Objective: Repeat word for word the line with "Read all visible content and emit it as JSON." and every line after it until the records below run out.

(Data items)
--------------------------------------------------
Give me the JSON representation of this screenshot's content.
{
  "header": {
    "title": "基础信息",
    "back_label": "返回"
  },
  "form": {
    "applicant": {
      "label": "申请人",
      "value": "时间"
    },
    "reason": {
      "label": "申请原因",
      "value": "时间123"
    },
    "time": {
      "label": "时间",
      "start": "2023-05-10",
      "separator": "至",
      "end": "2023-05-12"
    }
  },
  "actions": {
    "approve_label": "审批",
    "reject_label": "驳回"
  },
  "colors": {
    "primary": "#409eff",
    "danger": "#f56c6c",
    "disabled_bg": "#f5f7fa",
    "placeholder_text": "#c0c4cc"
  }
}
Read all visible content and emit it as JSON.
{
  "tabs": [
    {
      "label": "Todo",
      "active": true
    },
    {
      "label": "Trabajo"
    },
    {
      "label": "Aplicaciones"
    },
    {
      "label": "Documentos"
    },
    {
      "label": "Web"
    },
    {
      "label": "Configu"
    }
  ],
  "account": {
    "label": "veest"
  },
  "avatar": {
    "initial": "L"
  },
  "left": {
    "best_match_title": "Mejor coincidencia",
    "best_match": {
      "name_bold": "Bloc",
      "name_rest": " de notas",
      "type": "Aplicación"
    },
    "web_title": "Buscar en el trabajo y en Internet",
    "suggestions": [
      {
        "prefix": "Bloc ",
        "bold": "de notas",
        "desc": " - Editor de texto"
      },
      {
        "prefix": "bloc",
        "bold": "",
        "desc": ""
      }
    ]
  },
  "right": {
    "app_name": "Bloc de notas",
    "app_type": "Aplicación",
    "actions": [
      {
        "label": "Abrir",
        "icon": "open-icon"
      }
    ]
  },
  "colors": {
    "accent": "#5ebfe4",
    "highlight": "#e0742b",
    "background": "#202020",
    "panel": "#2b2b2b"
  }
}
--------------------------------------------------
Response:
Read all visible content and emit it as JSON.
{
  "tabs": [
    {
      "label": "Todo",
      "active": true
    },
    {
      "label": "Trabajo"
    },
    {
      "label": "Aplicaciones"
    },
    {
      "label": "Documentos"
    },
    {
      "label": "Web"
    },
    {
      "label": "Configu"
    }
  ],
  "account": {
    "label": "veest"
  },
  "avatar": {
    "initial": "L"
  },
  "left": {
    "best_match_title": "Mejor coincidencia",
    "best_match": {
      "name_bold": "Bloc",
      "name_rest": " de notas",
      "type": "Aplicación"
    },
    "web_title": "Buscar en el trabajo y en Internet",
    "suggestions": [
      {
        "prefix": "Bloc ",
        "bold": "de notas",
        "desc": " - Editor de texto"
      },
      {
        "prefix": "bloc",
        "bold": "",
        "desc": ""
      }
    ]
  },
  "right": {
    "app_name": "Bloc de notas",
    "app_type": "Aplicación",
    "actions": [
      {
        "label": "Abrir",
        "icon": "open-icon"
      }
    ]
  },
  "colors": {
    "accent": "#5ebfe4",
    "highlight": "#e0742b",
    "background": "#202020",
    "panel": "#2b2b2b"
  }
}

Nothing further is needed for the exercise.